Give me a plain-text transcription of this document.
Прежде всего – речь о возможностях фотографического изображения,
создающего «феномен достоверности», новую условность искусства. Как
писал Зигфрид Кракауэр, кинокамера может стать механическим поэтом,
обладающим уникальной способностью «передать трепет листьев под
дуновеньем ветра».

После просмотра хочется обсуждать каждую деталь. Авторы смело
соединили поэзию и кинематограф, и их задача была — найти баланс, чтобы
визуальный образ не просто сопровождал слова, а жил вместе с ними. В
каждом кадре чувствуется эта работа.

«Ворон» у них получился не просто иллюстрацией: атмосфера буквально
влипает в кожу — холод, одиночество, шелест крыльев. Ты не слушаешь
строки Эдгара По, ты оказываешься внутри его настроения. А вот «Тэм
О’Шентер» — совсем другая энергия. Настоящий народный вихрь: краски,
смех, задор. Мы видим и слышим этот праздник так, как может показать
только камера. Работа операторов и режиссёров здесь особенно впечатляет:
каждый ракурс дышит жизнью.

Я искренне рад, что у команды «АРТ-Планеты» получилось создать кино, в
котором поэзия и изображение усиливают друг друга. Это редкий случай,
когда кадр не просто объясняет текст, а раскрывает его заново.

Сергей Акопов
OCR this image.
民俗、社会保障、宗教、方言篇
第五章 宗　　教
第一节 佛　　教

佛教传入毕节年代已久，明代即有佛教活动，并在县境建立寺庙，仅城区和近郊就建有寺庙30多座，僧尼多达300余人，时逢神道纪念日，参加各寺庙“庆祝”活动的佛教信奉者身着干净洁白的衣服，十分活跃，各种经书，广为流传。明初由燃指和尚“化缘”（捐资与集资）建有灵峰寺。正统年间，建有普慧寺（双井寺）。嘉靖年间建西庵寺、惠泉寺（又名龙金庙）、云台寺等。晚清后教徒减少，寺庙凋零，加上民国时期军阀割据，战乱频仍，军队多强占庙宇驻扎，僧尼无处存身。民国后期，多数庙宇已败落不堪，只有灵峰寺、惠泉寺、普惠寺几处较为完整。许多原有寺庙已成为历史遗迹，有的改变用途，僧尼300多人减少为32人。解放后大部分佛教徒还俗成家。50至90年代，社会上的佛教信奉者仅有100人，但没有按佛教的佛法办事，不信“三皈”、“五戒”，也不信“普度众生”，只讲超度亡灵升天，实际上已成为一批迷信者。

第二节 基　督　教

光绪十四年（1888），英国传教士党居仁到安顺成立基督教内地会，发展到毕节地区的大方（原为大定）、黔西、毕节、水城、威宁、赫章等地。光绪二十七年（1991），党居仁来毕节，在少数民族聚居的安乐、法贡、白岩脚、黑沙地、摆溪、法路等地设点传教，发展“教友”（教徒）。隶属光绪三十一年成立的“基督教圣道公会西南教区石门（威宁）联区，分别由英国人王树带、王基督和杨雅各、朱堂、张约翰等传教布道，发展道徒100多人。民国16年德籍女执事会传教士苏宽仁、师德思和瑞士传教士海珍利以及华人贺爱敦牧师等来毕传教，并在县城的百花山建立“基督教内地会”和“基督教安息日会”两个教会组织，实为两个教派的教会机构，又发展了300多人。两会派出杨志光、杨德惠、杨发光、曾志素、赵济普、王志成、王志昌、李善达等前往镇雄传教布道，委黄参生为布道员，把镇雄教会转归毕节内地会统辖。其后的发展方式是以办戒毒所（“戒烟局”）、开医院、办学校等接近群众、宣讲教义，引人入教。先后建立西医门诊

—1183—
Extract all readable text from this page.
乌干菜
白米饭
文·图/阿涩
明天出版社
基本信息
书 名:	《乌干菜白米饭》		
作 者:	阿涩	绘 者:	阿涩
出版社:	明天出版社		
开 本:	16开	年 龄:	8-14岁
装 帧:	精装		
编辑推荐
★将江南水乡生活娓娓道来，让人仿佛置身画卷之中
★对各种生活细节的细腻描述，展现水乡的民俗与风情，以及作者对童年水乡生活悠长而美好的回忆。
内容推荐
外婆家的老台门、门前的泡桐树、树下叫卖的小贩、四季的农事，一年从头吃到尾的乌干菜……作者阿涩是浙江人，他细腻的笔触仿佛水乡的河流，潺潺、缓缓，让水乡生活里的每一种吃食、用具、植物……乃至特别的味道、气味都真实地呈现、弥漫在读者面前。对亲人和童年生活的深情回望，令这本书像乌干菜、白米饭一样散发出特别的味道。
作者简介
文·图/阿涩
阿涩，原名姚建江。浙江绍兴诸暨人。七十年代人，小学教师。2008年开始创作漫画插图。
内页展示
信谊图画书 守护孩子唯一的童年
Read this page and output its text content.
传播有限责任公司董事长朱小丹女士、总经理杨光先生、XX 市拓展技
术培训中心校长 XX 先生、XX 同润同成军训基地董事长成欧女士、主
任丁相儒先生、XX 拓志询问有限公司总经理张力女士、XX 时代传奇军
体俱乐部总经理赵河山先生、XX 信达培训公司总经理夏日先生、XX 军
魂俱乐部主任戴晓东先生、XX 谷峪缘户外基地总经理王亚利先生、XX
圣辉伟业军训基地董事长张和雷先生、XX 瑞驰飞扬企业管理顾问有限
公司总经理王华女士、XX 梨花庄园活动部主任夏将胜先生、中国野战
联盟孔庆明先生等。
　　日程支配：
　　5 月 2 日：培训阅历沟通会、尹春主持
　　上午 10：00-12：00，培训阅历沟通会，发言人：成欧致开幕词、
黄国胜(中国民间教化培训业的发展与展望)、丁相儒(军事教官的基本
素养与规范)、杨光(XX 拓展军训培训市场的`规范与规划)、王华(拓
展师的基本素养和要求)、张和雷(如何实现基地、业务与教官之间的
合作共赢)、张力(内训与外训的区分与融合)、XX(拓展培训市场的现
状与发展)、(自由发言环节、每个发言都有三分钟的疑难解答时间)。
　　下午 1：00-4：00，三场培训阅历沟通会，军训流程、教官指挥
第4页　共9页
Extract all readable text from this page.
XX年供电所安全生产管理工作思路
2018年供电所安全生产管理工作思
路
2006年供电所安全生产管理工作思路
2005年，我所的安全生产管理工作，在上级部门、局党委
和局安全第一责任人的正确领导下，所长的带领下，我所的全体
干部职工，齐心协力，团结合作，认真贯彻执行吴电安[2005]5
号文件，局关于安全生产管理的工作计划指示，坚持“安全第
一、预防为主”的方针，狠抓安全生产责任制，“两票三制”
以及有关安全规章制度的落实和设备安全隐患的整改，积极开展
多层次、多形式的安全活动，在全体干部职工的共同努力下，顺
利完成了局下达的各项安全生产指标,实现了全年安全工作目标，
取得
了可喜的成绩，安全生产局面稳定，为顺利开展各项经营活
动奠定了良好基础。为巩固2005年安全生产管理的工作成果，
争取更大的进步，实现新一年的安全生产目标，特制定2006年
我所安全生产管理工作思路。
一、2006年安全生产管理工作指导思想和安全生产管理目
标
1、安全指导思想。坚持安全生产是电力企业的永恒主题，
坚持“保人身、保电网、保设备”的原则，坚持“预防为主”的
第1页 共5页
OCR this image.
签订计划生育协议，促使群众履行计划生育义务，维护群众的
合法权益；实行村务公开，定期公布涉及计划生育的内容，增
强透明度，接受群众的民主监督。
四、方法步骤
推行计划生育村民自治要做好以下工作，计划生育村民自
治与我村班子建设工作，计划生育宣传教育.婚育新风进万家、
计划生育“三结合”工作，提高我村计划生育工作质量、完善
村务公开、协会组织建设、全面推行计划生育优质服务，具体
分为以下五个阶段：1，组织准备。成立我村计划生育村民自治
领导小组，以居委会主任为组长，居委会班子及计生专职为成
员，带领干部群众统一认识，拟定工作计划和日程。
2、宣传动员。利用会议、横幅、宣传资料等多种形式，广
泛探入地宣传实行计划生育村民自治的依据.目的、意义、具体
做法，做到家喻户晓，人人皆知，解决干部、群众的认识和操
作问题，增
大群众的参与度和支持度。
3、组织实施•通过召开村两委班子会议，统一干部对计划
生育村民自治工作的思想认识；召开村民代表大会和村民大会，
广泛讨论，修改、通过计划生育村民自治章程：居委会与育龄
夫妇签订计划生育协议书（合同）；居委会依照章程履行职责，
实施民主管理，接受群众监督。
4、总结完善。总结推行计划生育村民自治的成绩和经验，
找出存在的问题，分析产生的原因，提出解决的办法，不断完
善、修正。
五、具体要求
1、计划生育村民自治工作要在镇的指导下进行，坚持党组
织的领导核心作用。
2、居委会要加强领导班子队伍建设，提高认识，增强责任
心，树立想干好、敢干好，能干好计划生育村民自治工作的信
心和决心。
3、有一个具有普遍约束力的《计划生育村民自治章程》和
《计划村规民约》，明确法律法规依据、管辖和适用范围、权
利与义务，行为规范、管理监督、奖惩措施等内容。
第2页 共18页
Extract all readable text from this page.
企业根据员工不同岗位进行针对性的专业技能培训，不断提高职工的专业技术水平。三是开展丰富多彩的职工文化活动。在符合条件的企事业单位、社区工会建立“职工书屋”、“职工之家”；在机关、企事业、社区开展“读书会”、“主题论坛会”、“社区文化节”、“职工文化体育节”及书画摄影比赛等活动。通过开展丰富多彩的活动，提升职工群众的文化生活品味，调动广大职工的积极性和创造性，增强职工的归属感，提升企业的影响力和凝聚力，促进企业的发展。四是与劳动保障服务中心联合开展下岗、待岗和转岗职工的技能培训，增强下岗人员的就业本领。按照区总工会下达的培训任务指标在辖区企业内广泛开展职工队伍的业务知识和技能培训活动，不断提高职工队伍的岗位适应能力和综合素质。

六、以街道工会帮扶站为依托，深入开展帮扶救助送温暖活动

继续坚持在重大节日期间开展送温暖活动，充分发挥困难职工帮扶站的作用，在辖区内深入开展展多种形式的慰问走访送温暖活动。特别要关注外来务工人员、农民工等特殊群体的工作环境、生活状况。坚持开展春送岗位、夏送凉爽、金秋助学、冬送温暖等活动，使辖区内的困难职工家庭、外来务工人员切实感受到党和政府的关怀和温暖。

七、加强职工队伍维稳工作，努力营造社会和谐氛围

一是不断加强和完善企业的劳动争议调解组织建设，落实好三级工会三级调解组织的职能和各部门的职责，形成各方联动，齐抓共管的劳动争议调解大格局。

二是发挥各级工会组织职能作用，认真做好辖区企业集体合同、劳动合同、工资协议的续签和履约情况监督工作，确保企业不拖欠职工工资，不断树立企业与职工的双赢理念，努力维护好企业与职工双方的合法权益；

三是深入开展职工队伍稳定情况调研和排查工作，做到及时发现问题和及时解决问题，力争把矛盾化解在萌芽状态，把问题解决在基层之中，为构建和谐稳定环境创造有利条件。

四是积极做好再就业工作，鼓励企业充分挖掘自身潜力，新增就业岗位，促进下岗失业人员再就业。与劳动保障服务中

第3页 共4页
____
__EXERCISE INSTRUCTIONS__:
Isolate the lines above that contain the word "может" and copy them.

__TASK SOLUTION__:
писал Зигфрид Кракауэр, кинокамера может стать механическим поэтом,
смех, задор. Мы видим и слышим этот праздник так, как может показать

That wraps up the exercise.